EXERCISE TASK
Wherever the word "title" appears in a line, copy that line.

Stored entries
^^^^
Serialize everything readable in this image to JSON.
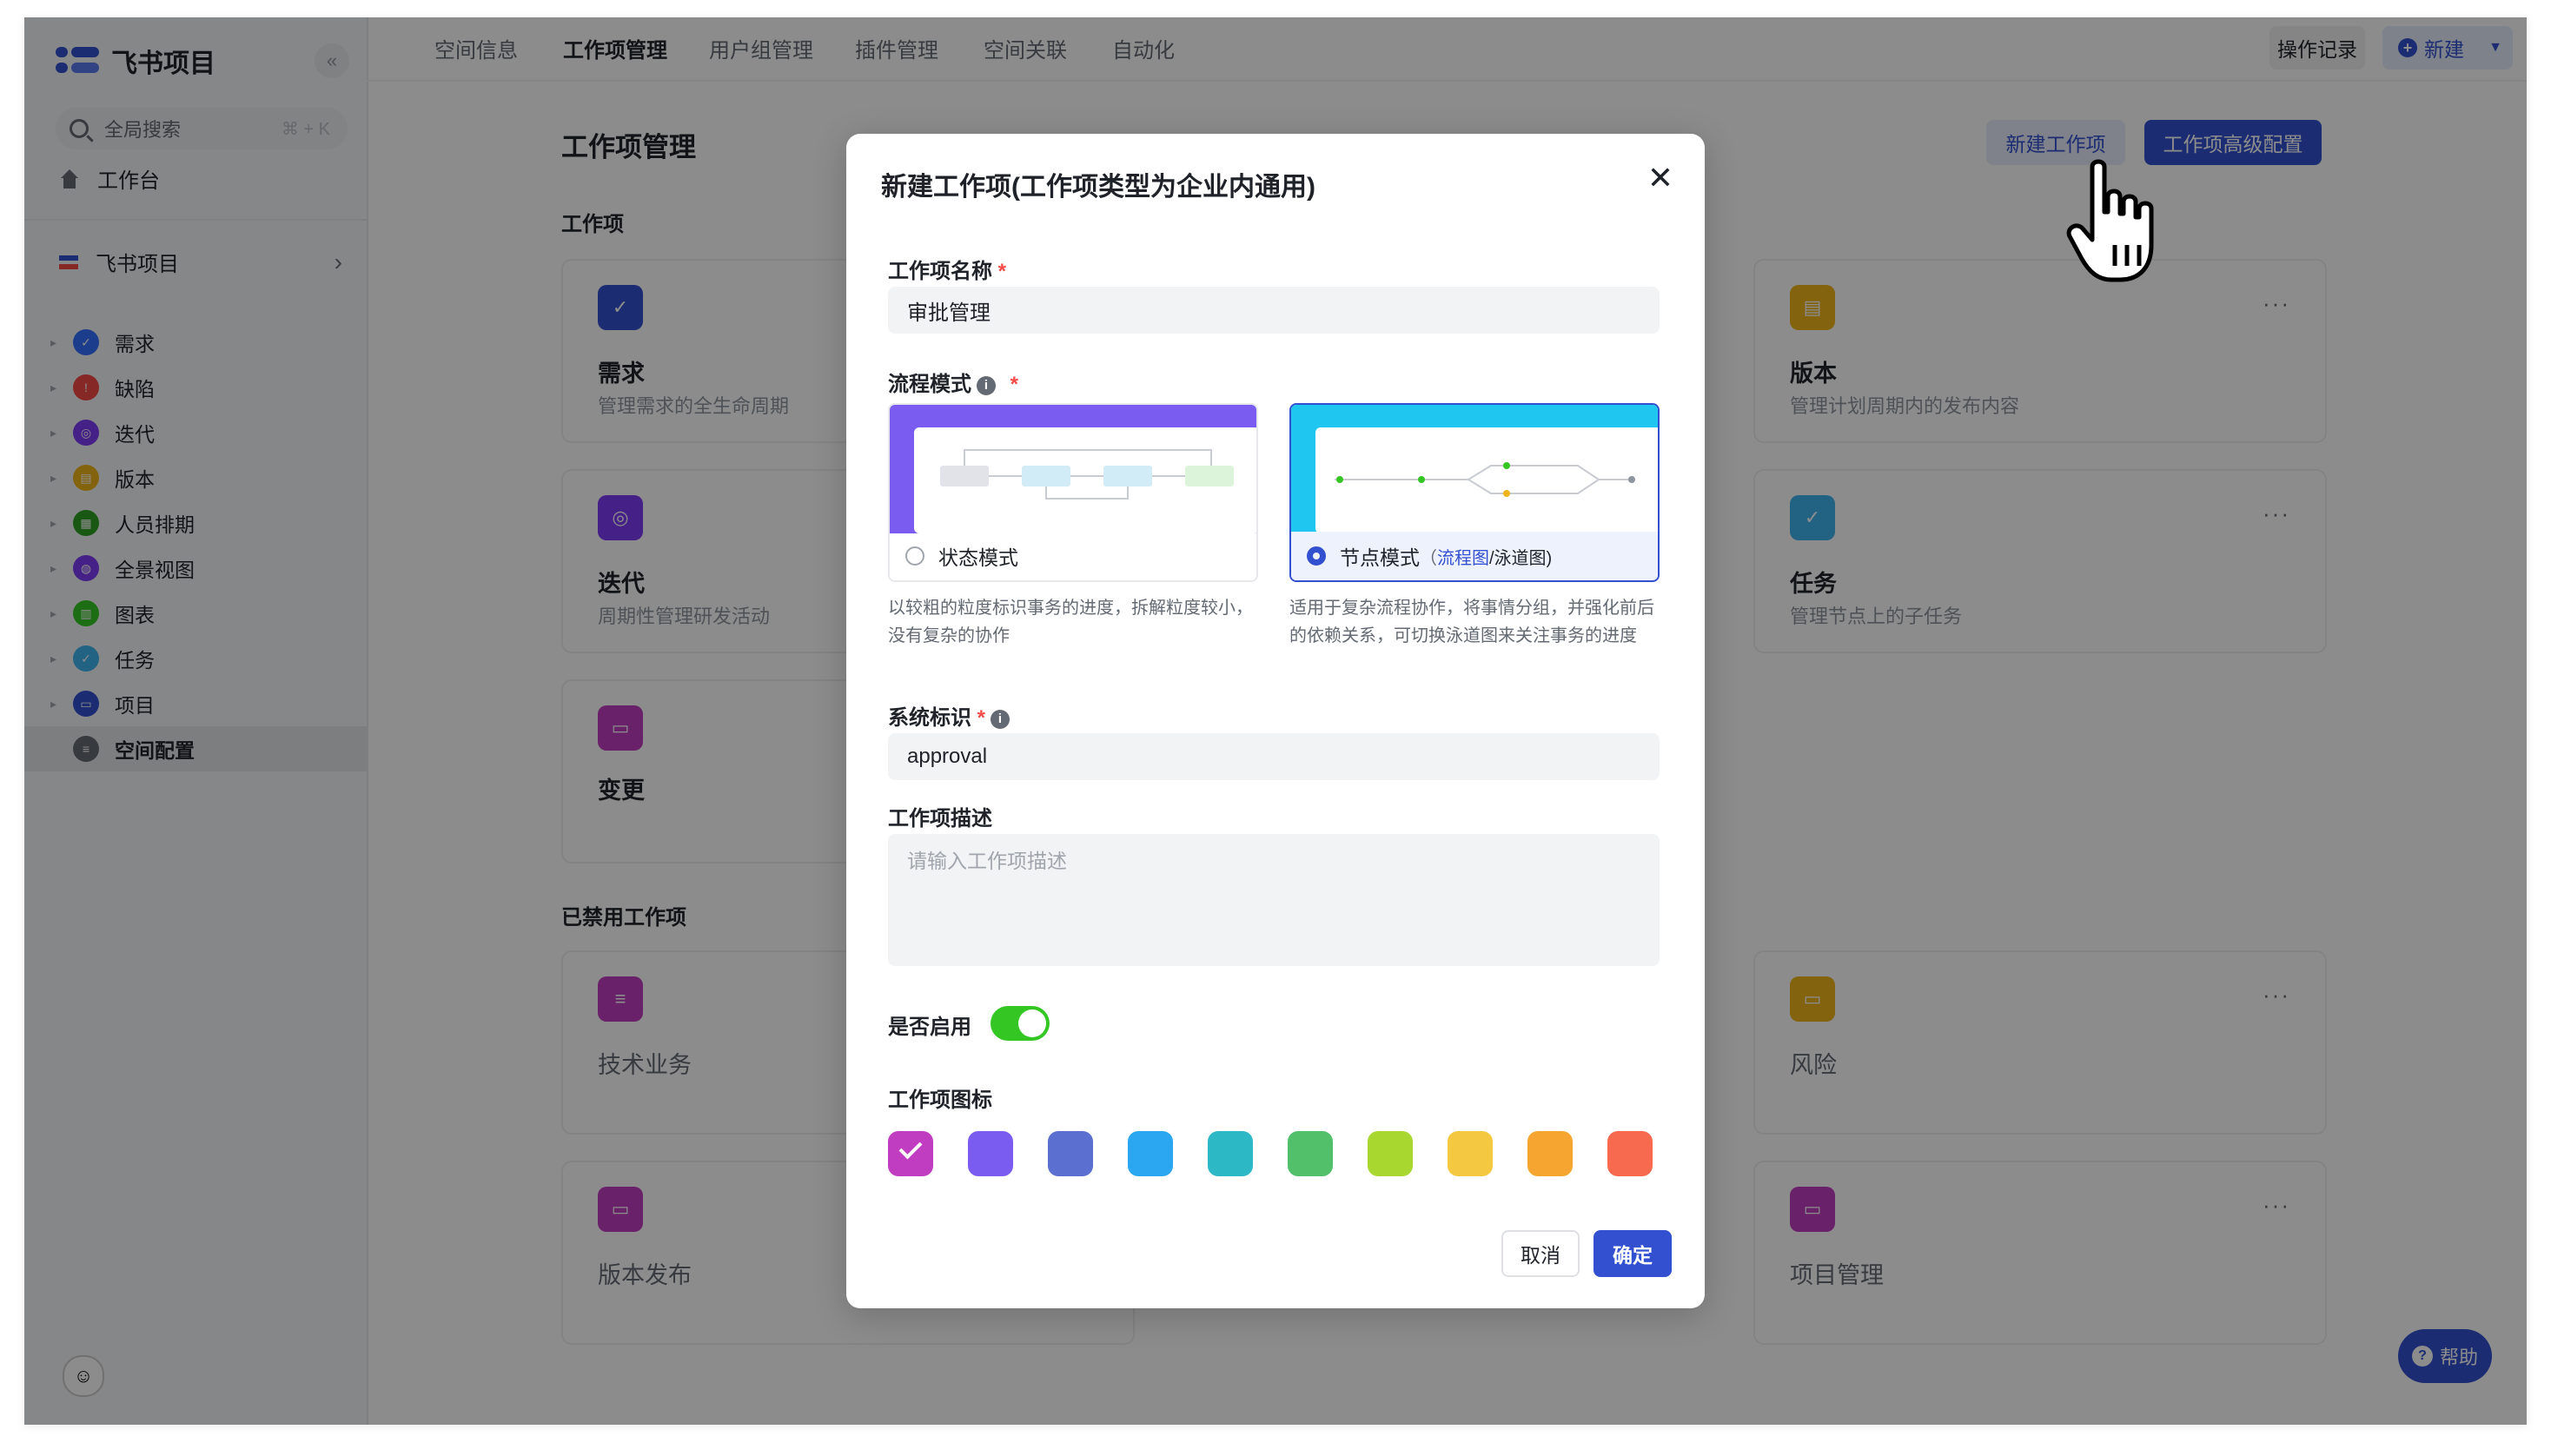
{
  "app": {
    "name": "飞书项目",
    "collapse_glyph": "«"
  },
  "sidebar": {
    "search_label": "全局搜索",
    "search_shortcut": "⌘ + K",
    "home_label": "工作台",
    "space_label": "飞书项目",
    "items": [
      {
        "label": "需求",
        "color": "#3370ff",
        "glyph": "✓"
      },
      {
        "label": "缺陷",
        "color": "#f54a45",
        "glyph": "!"
      },
      {
        "label": "迭代",
        "color": "#7f3bf5",
        "glyph": "◎"
      },
      {
        "label": "版本",
        "color": "#f0b51b",
        "glyph": "▤"
      },
      {
        "label": "人员排期",
        "color": "#2ea121",
        "glyph": "▦"
      },
      {
        "label": "全景视图",
        "color": "#7f3bf5",
        "glyph": "◍"
      },
      {
        "label": "图表",
        "color": "#34c724",
        "glyph": "▥"
      },
      {
        "label": "任务",
        "color": "#3eb5f0",
        "glyph": "✓"
      },
      {
        "label": "项目",
        "color": "#3250d0",
        "glyph": "▭"
      },
      {
        "label": "空间配置",
        "color": "#646a73",
        "glyph": "≡"
      }
    ]
  },
  "topnav": {
    "tabs": [
      "空间信息",
      "工作项管理",
      "用户组管理",
      "插件管理",
      "空间关联",
      "自动化"
    ],
    "active_tab": "工作项管理",
    "ops_label": "操作记录",
    "new_label": "新建"
  },
  "main": {
    "title": "工作项管理",
    "new_item_btn": "新建工作项",
    "advanced_btn": "工作项高级配置",
    "section_enabled": "工作项",
    "section_disabled": "已禁用工作项",
    "cards": [
      {
        "title": "需求",
        "desc": "管理需求的全生命周期",
        "color": "#3250d0"
      },
      {
        "title": "版本",
        "desc": "管理计划周期内的发布内容",
        "color": "#f0b51b"
      },
      {
        "title": "迭代",
        "desc": "周期性管理研发活动",
        "color": "#7f3bf5"
      },
      {
        "title": "任务",
        "desc": "管理节点上的子任务",
        "color": "#3eb5f0"
      },
      {
        "title": "变更",
        "desc": "",
        "color": "#c03cc0"
      }
    ],
    "disabled_cards": [
      {
        "title": "技术业务",
        "color": "#c03cc0"
      },
      {
        "title": "风险",
        "color": "#f0b51b"
      },
      {
        "title": "版本发布",
        "color": "#c03cc0"
      },
      {
        "title": "项目管理",
        "color": "#c03cc0"
      }
    ],
    "more_glyph": "···",
    "help_label": "帮助"
  },
  "modal": {
    "title": "新建工作项(工作项类型为企业内通用)",
    "close_glyph": "✕",
    "name_label": "工作项名称",
    "name_value": "审批管理",
    "flow_label": "流程模式",
    "required_mark": "*",
    "info_glyph": "i",
    "mode_state": {
      "label": "状态模式",
      "desc": "以较粗的粒度标识事务的进度，拆解粒度较小，没有复杂的协作"
    },
    "mode_node": {
      "label": "节点模式",
      "paren_open": "（",
      "link1": "流程图",
      "sep": "/泳道图)",
      "desc": "适用于复杂流程协作，将事情分组，并强化前后的依赖关系，可切换泳道图来关注事务的进度",
      "selected": true
    },
    "system_id_label": "系统标识",
    "system_id_value": "approval",
    "desc_label": "工作项描述",
    "desc_placeholder": "请输入工作项描述",
    "enable_label": "是否启用",
    "enabled": true,
    "icon_label": "工作项图标",
    "icon_colors": [
      "#c03cc0",
      "#7b5cf0",
      "#5b6fd0",
      "#2aa7f0",
      "#2cb8c4",
      "#52c06a",
      "#a8d830",
      "#f5c842",
      "#f7a531",
      "#f76a50"
    ],
    "selected_icon_index": 0,
    "cancel_label": "取消",
    "ok_label": "确定"
  }
}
^^^^
EXERCISE ANSWER
    "title": "工作项管理",
        "title": "需求",
        "title": "版本",
        "title": "迭代",
        "title": "任务",
        "title": "变更",
        "title": "技术业务",
        "title": "风险",
        "title": "版本发布",
        "title": "项目管理",
    "title": "新建工作项(工作项类型为企业内通用)",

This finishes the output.